● SET PROBLEM
Copy each line that holds "Front".

● RECORDED INFORMATION
• • • •

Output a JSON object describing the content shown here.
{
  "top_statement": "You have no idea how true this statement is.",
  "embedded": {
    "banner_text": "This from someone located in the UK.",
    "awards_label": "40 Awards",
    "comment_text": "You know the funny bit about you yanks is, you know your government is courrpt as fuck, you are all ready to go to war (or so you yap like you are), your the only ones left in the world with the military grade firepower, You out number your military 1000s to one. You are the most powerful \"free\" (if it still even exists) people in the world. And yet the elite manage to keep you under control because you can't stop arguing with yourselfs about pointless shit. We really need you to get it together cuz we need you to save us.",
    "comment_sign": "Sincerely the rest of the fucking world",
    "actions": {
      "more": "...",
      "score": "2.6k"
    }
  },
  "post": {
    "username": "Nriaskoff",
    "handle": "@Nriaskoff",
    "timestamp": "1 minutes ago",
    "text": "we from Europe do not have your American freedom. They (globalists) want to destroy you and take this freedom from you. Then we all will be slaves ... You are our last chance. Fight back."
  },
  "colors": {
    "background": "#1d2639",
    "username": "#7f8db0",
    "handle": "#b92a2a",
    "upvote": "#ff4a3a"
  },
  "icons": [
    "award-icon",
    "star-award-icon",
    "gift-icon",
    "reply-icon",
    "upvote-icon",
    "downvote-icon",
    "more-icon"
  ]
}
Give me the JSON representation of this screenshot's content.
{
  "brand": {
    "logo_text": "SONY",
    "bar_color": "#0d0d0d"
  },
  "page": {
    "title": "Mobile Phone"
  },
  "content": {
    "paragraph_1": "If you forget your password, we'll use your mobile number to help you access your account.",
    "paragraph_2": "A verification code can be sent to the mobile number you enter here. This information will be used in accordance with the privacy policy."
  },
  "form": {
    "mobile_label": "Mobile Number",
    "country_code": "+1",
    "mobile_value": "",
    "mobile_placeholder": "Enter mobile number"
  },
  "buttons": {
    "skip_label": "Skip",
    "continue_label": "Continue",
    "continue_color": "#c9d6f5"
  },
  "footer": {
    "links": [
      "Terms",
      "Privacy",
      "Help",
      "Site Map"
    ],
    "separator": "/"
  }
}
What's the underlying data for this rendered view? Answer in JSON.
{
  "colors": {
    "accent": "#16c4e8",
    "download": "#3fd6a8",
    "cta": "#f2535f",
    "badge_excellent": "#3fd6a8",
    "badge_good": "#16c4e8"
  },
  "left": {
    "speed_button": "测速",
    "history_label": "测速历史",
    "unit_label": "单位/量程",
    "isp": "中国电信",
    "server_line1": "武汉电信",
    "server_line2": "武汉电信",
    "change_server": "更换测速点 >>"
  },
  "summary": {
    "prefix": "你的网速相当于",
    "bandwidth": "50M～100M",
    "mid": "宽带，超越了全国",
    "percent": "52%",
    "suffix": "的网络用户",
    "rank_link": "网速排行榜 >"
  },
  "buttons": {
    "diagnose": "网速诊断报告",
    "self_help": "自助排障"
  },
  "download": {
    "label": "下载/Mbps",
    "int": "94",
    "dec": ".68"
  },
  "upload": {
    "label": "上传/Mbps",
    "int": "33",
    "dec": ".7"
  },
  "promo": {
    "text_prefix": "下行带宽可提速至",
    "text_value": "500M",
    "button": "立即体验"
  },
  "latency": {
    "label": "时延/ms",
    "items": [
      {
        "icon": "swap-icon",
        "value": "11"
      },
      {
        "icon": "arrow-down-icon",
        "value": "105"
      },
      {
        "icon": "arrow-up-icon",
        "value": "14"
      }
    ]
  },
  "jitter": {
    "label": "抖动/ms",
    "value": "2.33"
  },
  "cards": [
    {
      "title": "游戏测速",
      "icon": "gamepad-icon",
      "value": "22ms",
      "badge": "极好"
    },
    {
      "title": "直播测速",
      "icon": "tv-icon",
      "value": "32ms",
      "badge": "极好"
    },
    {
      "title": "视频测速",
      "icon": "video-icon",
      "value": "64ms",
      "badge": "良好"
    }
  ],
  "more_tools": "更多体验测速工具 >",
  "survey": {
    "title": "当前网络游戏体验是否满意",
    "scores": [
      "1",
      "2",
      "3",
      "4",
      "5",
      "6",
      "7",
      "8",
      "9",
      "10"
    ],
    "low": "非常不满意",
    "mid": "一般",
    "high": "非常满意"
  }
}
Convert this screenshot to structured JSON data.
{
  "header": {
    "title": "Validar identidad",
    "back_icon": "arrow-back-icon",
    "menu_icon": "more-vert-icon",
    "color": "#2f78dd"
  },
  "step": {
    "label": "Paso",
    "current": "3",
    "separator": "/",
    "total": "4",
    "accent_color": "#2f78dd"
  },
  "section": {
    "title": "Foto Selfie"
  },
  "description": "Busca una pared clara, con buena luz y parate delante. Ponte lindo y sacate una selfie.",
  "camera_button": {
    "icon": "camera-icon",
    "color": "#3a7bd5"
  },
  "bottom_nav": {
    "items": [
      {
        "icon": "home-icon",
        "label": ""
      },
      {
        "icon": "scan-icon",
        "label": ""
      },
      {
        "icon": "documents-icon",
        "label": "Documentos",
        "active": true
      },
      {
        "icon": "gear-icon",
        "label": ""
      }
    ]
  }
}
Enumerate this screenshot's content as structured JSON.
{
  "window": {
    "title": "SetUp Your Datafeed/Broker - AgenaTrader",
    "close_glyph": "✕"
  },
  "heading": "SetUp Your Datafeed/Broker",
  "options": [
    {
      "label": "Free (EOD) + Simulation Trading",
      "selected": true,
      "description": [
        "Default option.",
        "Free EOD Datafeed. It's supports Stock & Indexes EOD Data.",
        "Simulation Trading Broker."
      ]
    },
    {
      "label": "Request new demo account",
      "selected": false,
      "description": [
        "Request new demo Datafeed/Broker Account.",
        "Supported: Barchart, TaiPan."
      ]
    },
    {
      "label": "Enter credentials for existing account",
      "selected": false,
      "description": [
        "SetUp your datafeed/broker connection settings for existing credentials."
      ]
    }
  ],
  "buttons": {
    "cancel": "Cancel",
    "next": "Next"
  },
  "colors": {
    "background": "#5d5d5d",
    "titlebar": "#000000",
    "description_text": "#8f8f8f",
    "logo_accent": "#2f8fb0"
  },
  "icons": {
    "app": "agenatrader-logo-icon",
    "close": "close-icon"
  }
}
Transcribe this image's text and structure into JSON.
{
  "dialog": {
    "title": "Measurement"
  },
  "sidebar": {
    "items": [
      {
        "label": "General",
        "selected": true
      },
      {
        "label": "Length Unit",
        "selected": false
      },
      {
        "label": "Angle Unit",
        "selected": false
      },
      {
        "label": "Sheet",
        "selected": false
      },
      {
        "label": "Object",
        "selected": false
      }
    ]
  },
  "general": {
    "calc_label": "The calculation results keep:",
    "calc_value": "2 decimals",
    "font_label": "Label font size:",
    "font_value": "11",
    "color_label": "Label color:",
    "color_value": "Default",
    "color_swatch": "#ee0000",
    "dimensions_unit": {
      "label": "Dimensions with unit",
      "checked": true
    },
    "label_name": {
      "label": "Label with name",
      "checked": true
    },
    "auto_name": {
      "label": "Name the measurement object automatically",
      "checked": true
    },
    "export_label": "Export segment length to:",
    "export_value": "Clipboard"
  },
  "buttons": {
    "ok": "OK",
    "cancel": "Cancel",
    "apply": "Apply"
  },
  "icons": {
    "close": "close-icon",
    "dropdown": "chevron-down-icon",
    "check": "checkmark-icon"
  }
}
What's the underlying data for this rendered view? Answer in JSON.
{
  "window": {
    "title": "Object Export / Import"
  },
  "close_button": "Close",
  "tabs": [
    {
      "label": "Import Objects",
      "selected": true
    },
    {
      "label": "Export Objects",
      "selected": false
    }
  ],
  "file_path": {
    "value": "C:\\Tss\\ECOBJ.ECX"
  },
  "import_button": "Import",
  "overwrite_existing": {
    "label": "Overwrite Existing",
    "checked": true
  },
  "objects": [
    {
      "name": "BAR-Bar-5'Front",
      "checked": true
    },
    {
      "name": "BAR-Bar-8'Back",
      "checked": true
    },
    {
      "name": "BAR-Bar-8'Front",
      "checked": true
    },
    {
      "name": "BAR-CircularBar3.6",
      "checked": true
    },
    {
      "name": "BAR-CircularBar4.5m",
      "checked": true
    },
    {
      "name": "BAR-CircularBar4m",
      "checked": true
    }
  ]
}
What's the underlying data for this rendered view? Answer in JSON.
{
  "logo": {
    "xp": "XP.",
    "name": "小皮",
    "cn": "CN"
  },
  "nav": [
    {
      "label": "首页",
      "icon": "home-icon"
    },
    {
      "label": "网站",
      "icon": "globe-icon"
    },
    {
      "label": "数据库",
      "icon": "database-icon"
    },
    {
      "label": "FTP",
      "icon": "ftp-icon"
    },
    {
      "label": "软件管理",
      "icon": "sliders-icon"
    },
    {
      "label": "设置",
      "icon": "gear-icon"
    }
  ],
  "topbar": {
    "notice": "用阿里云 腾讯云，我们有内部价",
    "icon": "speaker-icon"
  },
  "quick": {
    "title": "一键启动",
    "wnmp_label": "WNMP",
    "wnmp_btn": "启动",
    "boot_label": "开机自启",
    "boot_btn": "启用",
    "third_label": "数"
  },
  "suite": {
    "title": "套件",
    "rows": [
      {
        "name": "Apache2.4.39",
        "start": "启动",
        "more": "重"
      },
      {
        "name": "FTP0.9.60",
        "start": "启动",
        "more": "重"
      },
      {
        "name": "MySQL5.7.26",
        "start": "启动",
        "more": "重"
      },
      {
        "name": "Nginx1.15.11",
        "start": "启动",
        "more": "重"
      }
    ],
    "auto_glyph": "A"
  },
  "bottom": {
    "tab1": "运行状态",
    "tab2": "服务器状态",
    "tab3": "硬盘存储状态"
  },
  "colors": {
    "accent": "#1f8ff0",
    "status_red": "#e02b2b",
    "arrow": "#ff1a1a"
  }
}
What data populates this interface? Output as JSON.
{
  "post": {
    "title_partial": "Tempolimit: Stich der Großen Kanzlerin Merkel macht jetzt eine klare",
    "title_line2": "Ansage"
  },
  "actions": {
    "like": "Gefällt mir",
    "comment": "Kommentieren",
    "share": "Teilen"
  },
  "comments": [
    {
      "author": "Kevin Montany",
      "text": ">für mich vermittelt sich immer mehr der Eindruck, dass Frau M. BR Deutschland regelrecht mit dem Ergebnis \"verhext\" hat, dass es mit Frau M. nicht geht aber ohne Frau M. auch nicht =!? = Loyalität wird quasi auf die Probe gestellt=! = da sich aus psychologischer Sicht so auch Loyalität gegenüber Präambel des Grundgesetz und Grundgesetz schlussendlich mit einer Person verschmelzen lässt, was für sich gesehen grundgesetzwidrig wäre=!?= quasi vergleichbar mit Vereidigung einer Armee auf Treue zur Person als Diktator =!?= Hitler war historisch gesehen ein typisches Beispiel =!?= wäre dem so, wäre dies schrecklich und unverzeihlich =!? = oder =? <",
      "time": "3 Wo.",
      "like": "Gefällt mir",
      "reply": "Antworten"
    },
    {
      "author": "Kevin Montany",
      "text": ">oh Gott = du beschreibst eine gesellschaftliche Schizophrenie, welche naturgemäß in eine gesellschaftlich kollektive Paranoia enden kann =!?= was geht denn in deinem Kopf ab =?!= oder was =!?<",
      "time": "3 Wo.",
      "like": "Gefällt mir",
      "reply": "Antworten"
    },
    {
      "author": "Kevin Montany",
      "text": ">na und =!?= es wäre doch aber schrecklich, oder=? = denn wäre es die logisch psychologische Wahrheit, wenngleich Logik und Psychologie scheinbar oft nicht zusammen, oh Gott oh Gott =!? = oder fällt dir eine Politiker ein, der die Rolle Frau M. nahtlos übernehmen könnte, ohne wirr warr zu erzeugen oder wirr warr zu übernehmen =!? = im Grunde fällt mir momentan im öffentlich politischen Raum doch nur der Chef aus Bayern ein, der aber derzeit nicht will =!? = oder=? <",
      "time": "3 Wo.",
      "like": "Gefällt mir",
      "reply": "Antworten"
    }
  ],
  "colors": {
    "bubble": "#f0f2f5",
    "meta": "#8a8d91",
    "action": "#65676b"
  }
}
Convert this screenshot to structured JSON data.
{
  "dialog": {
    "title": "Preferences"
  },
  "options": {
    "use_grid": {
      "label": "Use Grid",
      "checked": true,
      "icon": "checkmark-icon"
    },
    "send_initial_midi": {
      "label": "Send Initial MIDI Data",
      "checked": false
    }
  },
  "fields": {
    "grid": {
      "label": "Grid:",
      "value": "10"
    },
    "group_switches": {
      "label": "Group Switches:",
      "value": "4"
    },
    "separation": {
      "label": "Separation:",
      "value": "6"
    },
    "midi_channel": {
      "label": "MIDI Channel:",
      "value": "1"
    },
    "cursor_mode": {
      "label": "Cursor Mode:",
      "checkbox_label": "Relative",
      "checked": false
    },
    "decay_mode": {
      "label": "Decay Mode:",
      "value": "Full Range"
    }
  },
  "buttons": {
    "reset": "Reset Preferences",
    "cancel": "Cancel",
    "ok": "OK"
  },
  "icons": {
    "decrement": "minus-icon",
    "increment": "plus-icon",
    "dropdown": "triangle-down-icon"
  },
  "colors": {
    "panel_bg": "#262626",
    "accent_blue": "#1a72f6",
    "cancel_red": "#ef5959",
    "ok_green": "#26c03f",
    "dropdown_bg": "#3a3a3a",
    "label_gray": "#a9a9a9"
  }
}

• • • •

● TASK ANSWER
      "name": "BAR-Bar-5'Front",
      "name": "BAR-Bar-8'Front",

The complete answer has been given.